TASK DETAILS:
Print the listing as it stands, omitting all images.

[Records contained in a dataset]
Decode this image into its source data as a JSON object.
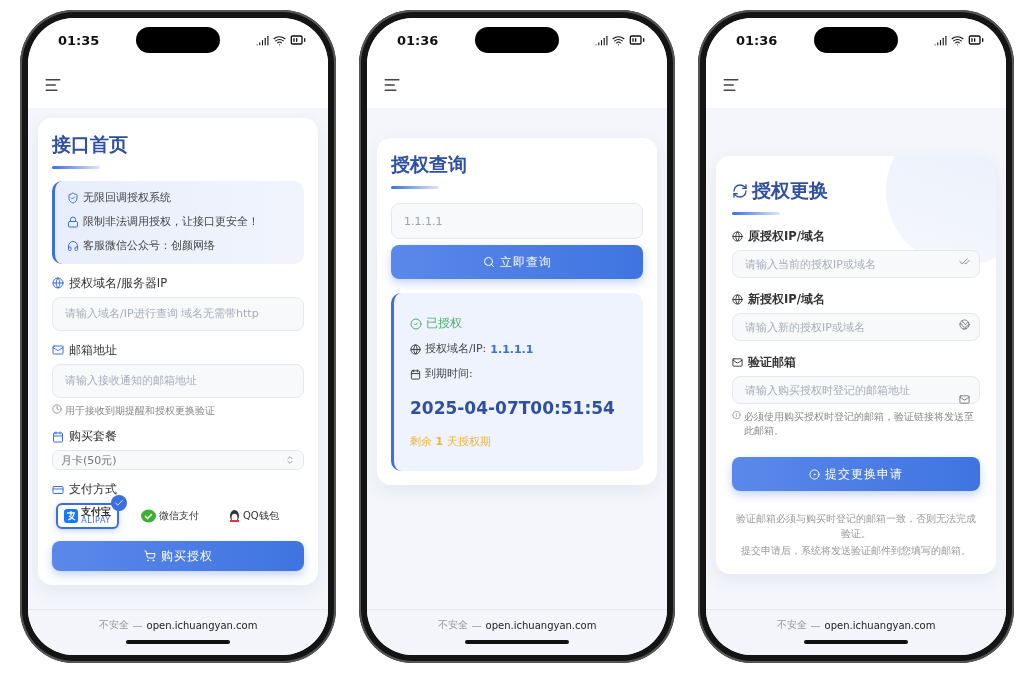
{
  "phones": [
    {
      "time": "01:35",
      "kind": "purchase",
      "address": {
        "security": "不安全",
        "separator": "—",
        "url": "open.ichuangyan.com"
      },
      "title": "接口首页",
      "notices": [
        "无限回调授权系统",
        "限制非法调用授权，让接口更安全！",
        "客服微信公众号：创颜网络"
      ],
      "fields": [
        {
          "label": "授权域名/服务器IP",
          "placeholder": "请输入域名/IP进行查询 域名无需带http"
        },
        {
          "label": "邮箱地址",
          "placeholder": "请输入接收通知的邮箱地址",
          "hint": "用于接收到期提醒和授权更换验证"
        }
      ],
      "plan": {
        "label": "购买套餐",
        "value": "月卡(50元)"
      },
      "payment": {
        "label": "支付方式",
        "options": [
          {
            "label": "支付宝",
            "sublabel": "ALIPAY",
            "selected": true
          },
          {
            "label": "微信支付",
            "selected": false
          },
          {
            "label": "QQ钱包",
            "selected": false
          }
        ]
      },
      "button": "购买授权"
    },
    {
      "time": "01:36",
      "kind": "query",
      "address": {
        "security": "不安全",
        "separator": "—",
        "url": "open.ichuangyan.com"
      },
      "title": "授权查询",
      "query": {
        "value": "1.1.1.1"
      },
      "button": "立即查询",
      "result": {
        "status": "已授权",
        "domain_label": "授权域名/IP:",
        "domain": "1.1.1.1",
        "expiry_label": "到期时间:",
        "expiry": "2025-04-07T00:51:54",
        "remaining": "剩余 **1** 天授权期"
      }
    },
    {
      "time": "01:36",
      "kind": "change",
      "address": {
        "security": "不安全",
        "separator": "—",
        "url": "open.ichuangyan.com"
      },
      "title": "授权更换",
      "fields": [
        {
          "label": "原授权IP/域名",
          "placeholder": "请输入当前的授权IP或域名"
        },
        {
          "label": "新授权IP/域名",
          "placeholder": "请输入新的授权IP或域名"
        },
        {
          "label": "验证邮箱",
          "placeholder": "请输入购买授权时登记的邮箱地址",
          "hint": "必须使用购买授权时登记的邮箱，验证链接将发送至此邮箱。"
        }
      ],
      "button": "提交更换申请",
      "notes": [
        "验证邮箱必须与购买时登记的邮箱一致，否则无法完成验证。",
        "提交申请后，系统将发送验证邮件到您填写的邮箱。"
      ]
    }
  ]
}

OUTPUT OF THE EXERCISE:
Decode this image into its source data as a JSON object.
{
  "phones": [
    {
      "time": "01:35",
      "kind": "purchase",
      "address": {
        "security": "不安全",
        "separator": "—",
        "url": "open.ichuangyan.com"
      },
      "title": "接口首页",
      "notices": [
        "无限回调授权系统",
        "限制非法调用授权，让接口更安全！",
        "客服微信公众号：创颜网络"
      ],
      "fields": [
        {
          "label": "授权域名/服务器IP",
          "placeholder": "请输入域名/IP进行查询 域名无需带http"
        },
        {
          "label": "邮箱地址",
          "placeholder": "请输入接收通知的邮箱地址",
          "hint": "用于接收到期提醒和授权更换验证"
        }
      ],
      "plan": {
        "label": "购买套餐",
        "value": "月卡(50元)"
      },
      "payment": {
        "label": "支付方式",
        "options": [
          {
            "label": "支付宝",
            "sublabel": "ALIPAY",
            "selected": true
          },
          {
            "label": "微信支付",
            "selected": false
          },
          {
            "label": "QQ钱包",
            "selected": false
          }
        ]
      },
      "button": "购买授权"
    },
    {
      "time": "01:36",
      "kind": "query",
      "address": {
        "security": "不安全",
        "separator": "—",
        "url": "open.ichuangyan.com"
      },
      "title": "授权查询",
      "query": {
        "value": "1.1.1.1"
      },
      "button": "立即查询",
      "result": {
        "status": "已授权",
        "domain_label": "授权域名/IP:",
        "domain": "1.1.1.1",
        "expiry_label": "到期时间:",
        "expiry": "2025-04-07T00:51:54",
        "remaining": "剩余 **1** 天授权期"
      }
    },
    {
      "time": "01:36",
      "kind": "change",
      "address": {
        "security": "不安全",
        "separator": "—",
        "url": "open.ichuangyan.com"
      },
      "title": "授权更换",
      "fields": [
        {
          "label": "原授权IP/域名",
          "placeholder": "请输入当前的授权IP或域名"
        },
        {
          "label": "新授权IP/域名",
          "placeholder": "请输入新的授权IP或域名"
        },
        {
          "label": "验证邮箱",
          "placeholder": "请输入购买授权时登记的邮箱地址",
          "hint": "必须使用购买授权时登记的邮箱，验证链接将发送至此邮箱。"
        }
      ],
      "button": "提交更换申请",
      "notes": [
        "验证邮箱必须与购买时登记的邮箱一致，否则无法完成验证。",
        "提交申请后，系统将发送验证邮件到您填写的邮箱。"
      ]
    }
  ]
}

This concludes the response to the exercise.